───── SOURCE EXTRACT
IT hardware needs to be managed and clearly inventoried, and the software installed on those machines also needs to be managed and clearly inventoried. An inventory is simply a means to track what software is installed and where it is installed and how many copies are actively being used.
IT administrators face increasing pressure to have an accurate accounting of the software, not just from governmental regulations like Sarbanes-Oxley in the United States, but also to achieve critical industry certificataions, such as Payment Card Industry Data Security Standard (PCI-DSS) or SAS-70. Generally, this accounting of software assets is called software license management; with Red Hat's subscription model, this is subscription management.
Subscription management establishes the relationship between the product subscriptions that are available and the elements of the IT infrastructure where those subscriptions are allocated.
With Red Hat's commitment to free and open software, subscription management is focused on delivering tools that help IT administrators monitor their software/systems inventory for their own benefit. Subscription management does not enforce or restrict access to products.
1.1. Defining Subscription Asset Manager
The simplest model for assigning subscriptions and delivering content is for local systems to connect directly to Red Hat's hosted subscription and content network. However, for large environments, highly-secure environments, and many other situations, that hosted arrangement is not feasible.
──────────
» INSTRUCTION 1: In the passage on subscription management, what is an inventory said to track?
» INSTRUCTION 2: Render this sentence from the subscription management passage in Spanish: "Subscription management does not enforce or restrict access to products."
» INSTRUCTION 3: Carry on the passage on Red Hat subscription management, beginning after its final sentence.
───── DATA EXCERPTS
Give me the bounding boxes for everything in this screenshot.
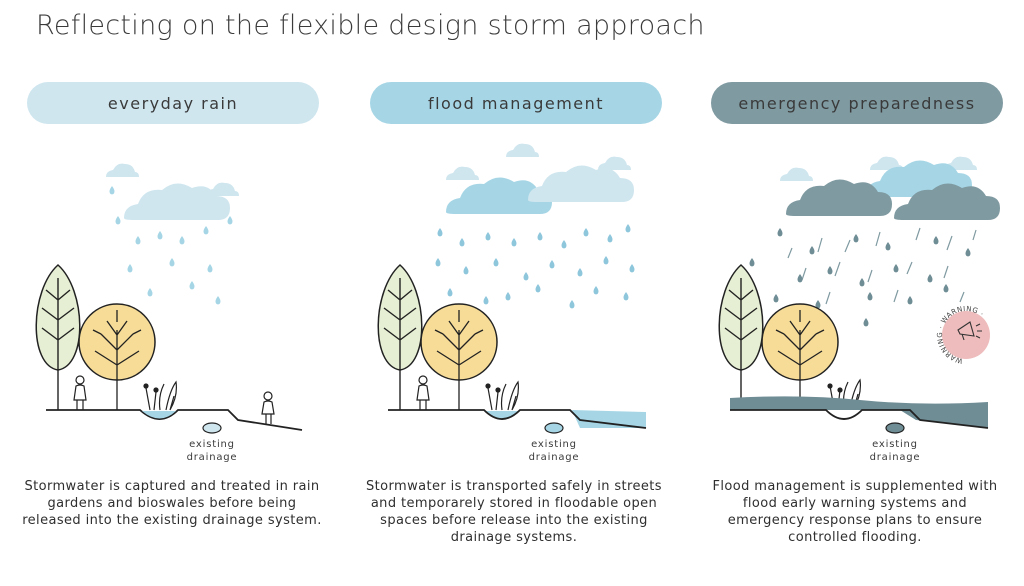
drainage-icon bbox=[885, 422, 905, 434]
label-text: flood management bbox=[427, 93, 605, 113]
panel-3-scene: WARNING · WARNING · bbox=[718, 156, 1000, 434]
tree-icon bbox=[78, 303, 156, 410]
person-icon bbox=[416, 375, 430, 410]
cloud-icon bbox=[506, 143, 539, 157]
drainage-label-line: existing drainage bbox=[186, 439, 238, 463]
panel-1-scene bbox=[35, 163, 303, 434]
tree-icon bbox=[35, 263, 81, 410]
illustration: WARNING · WARNING · bbox=[35, 143, 1000, 434]
cloud-icon bbox=[780, 167, 813, 181]
description-flood-management: Stormwater is transported safely in stre… bbox=[366, 479, 662, 545]
cloud-icon bbox=[446, 166, 479, 180]
plants-icon bbox=[143, 380, 177, 411]
label-text: emergency preparedness bbox=[738, 93, 976, 113]
ground-line bbox=[46, 409, 303, 431]
cloud-icon bbox=[206, 182, 239, 196]
drainage-label: existing drainage bbox=[860, 438, 930, 464]
label-emergency-preparedness: emergency preparedness bbox=[711, 82, 1003, 124]
drainage-label-line: existing drainage bbox=[528, 439, 580, 463]
tree-icon bbox=[420, 303, 498, 410]
drainage-icon bbox=[544, 422, 564, 434]
flood-water bbox=[572, 410, 646, 428]
drainage-icon bbox=[202, 422, 222, 434]
warning-badge: WARNING · WARNING · bbox=[936, 305, 990, 365]
ground-line bbox=[388, 409, 647, 429]
drainage-label-line: existing drainage bbox=[869, 439, 921, 463]
description-everyday-rain: Stormwater is captured and treated in ra… bbox=[22, 479, 322, 528]
tree-icon bbox=[718, 263, 764, 410]
plants-icon bbox=[485, 380, 519, 411]
cloud-icon bbox=[528, 165, 634, 202]
bioswale-water bbox=[142, 411, 176, 419]
person-icon bbox=[261, 391, 275, 424]
drainage-label: existing drainage bbox=[177, 438, 247, 464]
page-title: Reflecting on the flexible design storm … bbox=[36, 10, 705, 41]
ground-line bbox=[730, 409, 989, 429]
megaphone-icon bbox=[957, 321, 982, 341]
rain-streaks bbox=[787, 227, 977, 305]
cloud-icon bbox=[598, 156, 631, 170]
label-text: everyday rain bbox=[107, 93, 239, 113]
tree-icon bbox=[377, 263, 423, 410]
description-emergency-preparedness: Flood management is supplemented with fl… bbox=[712, 479, 998, 545]
tree-icon bbox=[761, 303, 839, 410]
label-everyday-rain: everyday rain bbox=[27, 82, 319, 124]
raindrops bbox=[435, 224, 635, 309]
drainage-label: existing drainage bbox=[519, 438, 589, 464]
cloud-icon bbox=[106, 163, 139, 177]
label-flood-management: flood management bbox=[370, 82, 662, 124]
person-icon bbox=[73, 375, 87, 410]
panel-2-scene bbox=[377, 143, 647, 434]
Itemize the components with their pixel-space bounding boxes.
──────────
» REPLY 1: An inventory tracks what software is installed, where it is installed, and how many copies are actively being used.

» REPLY 2: La gestión de suscripciones no impone ni restringe el acceso a los productos.

» REPLY 3:
For those infrastructures, it is possible to allocate a subset of the account subscriptions to an on-premise application. The on-premise application manages subscription and system inventories locally. This has performance benefits by lowering bandwidth, and it offers significant management benefits to administrators by allowing local and flexible control over subscription management.
Subscription Asset Manager is that on-premise subscription management application. It performs two backend management functions:
- Allocate subscriptions as a subscription service
- Work as a real-time proxy for Red Hat's content delivery network
As a subscription service, Subscription Asset Manager handles the system registration (verifying that the system is allowed to access the content). It also supplies the system with information on what products are available and handles a central list of subscriptions and remaining quantities for the entire account.
Subscription Asset Manager works as a proxy server for the local systems to connect to Red Hat's hosted content delivery network. Ultimately, Red Hat's hosted services are still responsible for delivering the content to the system when requested.

Figure 1.1. Hosted Content Delivery and On-Premise Subscription Services
Administrators may want to exert some control locally over subscription services or content delivery or both. Because each component in the subscription management framework is an independent application, with independent client configuration, different sources can be used.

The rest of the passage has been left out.